#### PROBLEMS AND TASKS:
#1 Update the storage allocation page from "To address the" through "be a mystery.", replacing "Wikipedia" with "news archives".
#2 Answer these questions from the storage allocation page:
(a) Who is the Principal Investigator?
(b) How much storage is allocated, and on which system?
(c) What is the end date?

#### PROVIDED TEXT:
Knowledge Integration of LLMs with External Retrieval (More Storage)

SUPR uses JavaScript for certain functions. We cannot guarantee that you will be able to use the system with JavaScript disabled.

Dnr:

NAISS 2024/23-531

Type:

NAISS Small Storage

Principal Investigator:

Mehrdad Farahani

Affiliation:

Chalmers tekniska högskola

Start Date:

2024-09-23

End Date:

2025-10-01

Primary Classification:

10208: Language Technology (Computational Linguistics)

Webpage:

Allocation

Mimer at C3SE: 2500 GiB

Abstract

To address the challenges faced by Large Language Models (LLMs) in handling specialized and current information, the Retrieval-augmented Generation (RAG) system has been developed. It combines internal parametric knowledge with external non-parametric knowledge. This approach helps LLMs to have access to world knowledge on a small scale, it could involve accessing Wikipedia, but the way these models respond to queries, such as factual questions, is still poorly understood in the NLP research community. How much of the generated output is based on the retriever, and how much is based on the internal information from the model itself? Another exciting puzzle is that the retriever and the LLMs were not trained together, so keeping track of their contribution to the output would be a mystery.

Bounding box prediction data:
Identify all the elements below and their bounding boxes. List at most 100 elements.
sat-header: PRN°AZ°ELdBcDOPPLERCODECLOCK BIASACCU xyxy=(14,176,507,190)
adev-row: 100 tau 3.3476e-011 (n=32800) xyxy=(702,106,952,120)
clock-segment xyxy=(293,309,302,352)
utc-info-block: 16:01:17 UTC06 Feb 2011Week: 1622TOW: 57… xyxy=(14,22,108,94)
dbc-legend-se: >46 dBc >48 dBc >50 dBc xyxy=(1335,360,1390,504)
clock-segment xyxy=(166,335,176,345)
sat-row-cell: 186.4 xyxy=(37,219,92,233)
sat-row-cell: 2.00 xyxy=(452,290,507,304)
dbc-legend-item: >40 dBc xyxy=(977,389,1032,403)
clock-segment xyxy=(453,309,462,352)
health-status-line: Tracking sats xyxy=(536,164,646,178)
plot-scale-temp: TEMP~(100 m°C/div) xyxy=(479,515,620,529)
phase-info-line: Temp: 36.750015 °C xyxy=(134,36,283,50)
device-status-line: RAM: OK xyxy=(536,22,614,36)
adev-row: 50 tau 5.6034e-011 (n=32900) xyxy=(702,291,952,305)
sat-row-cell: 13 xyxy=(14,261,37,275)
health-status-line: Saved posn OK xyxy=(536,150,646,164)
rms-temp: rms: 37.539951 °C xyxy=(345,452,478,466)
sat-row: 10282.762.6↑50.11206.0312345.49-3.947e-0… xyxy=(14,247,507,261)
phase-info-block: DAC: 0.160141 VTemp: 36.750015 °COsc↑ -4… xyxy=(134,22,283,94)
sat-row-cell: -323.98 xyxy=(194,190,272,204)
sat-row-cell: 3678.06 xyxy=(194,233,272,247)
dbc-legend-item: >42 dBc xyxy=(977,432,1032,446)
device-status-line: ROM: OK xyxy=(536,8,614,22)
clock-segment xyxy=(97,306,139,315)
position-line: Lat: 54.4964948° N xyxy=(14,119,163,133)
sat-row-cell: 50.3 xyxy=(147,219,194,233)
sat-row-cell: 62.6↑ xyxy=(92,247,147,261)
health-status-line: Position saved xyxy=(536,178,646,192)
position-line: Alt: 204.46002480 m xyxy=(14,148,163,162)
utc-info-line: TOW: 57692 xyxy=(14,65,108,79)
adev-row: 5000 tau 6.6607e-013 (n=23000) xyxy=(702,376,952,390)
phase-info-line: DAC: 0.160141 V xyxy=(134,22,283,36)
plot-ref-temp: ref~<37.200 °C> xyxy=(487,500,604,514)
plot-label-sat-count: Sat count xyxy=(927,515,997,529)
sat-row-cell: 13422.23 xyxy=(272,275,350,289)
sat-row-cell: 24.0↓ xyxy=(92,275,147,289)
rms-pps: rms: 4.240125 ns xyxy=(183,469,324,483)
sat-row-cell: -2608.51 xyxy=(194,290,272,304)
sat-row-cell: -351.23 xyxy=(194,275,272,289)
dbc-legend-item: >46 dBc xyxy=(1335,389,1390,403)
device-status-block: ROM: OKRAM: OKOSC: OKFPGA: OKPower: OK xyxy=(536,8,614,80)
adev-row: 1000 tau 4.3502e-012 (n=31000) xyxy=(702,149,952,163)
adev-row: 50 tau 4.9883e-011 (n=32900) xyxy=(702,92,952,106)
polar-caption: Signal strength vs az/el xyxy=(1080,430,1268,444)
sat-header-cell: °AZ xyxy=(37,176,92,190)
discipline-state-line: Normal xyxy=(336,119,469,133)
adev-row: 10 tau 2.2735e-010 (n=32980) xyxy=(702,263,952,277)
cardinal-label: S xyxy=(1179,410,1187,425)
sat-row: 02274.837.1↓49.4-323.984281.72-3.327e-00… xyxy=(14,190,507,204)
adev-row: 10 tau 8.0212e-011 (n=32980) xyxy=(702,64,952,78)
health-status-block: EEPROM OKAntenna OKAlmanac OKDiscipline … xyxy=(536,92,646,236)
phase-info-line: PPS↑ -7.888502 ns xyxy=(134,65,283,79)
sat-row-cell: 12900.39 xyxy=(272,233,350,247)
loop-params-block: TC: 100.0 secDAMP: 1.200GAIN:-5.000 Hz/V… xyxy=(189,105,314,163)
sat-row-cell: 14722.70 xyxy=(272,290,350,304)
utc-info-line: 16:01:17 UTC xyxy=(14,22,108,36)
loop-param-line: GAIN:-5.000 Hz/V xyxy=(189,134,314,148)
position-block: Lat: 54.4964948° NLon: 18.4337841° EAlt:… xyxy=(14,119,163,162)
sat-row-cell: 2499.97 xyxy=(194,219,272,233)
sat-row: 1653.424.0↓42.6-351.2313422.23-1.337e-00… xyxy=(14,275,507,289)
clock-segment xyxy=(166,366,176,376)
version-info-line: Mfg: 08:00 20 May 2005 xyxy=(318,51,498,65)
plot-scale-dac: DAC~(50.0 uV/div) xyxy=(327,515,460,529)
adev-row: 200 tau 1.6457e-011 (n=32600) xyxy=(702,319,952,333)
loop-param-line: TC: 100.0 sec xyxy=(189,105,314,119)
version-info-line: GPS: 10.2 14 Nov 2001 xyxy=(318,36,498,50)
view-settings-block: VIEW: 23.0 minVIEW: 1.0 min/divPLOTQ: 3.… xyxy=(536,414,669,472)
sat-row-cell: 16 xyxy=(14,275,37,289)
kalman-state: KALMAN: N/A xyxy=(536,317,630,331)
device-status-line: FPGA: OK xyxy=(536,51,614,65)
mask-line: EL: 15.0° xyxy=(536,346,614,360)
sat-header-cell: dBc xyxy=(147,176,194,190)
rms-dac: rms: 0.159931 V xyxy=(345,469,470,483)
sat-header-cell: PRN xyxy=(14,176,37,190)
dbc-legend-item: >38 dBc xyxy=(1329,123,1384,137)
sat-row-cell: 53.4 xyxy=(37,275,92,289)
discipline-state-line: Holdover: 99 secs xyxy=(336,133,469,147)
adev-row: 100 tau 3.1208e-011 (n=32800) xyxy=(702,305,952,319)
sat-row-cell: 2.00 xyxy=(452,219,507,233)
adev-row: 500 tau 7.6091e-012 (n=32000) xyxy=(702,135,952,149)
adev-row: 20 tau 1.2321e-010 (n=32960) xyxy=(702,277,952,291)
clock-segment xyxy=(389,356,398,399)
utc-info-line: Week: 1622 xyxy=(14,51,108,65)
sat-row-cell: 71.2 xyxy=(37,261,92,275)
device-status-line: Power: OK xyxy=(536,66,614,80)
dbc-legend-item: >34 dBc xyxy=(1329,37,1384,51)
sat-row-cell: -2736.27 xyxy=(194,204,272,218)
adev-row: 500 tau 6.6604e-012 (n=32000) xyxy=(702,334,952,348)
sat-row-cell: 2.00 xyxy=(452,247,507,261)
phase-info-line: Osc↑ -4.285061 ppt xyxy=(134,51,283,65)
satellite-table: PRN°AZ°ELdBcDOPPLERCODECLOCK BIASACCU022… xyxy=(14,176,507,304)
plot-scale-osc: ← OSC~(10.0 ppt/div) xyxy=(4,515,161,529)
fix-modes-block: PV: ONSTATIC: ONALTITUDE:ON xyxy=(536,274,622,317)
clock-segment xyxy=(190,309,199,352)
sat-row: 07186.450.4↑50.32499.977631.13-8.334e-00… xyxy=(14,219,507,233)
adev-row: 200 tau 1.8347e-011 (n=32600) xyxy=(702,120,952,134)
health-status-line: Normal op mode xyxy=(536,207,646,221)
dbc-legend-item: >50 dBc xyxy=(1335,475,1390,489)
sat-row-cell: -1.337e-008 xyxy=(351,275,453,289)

#### ANSWERS GIVEN:
#1
To address the challenges faced by Large Language Models (LLMs) in handling specialized and current information, the Retrieval-augmented Generation (RAG) system has been developed. It combines internal parametric knowledge with external non-parametric knowledge. This approach helps LLMs to have access to world knowledge on a small scale, it could involve accessing news archives, but the way these models respond to queries, such as factual questions, is still poorly understood in the NLP research community. How much of the generated output is based on the retriever, and how much is based on the internal information from the model itself? Another exciting puzzle is that the retriever and the LLMs were not trained together, so keeping track of their contribution to the output would be a mystery.

#2
(a) Mehrdad Farahani
(b) 2500 GiB on Mimer at C3SE
(c) 2025-10-01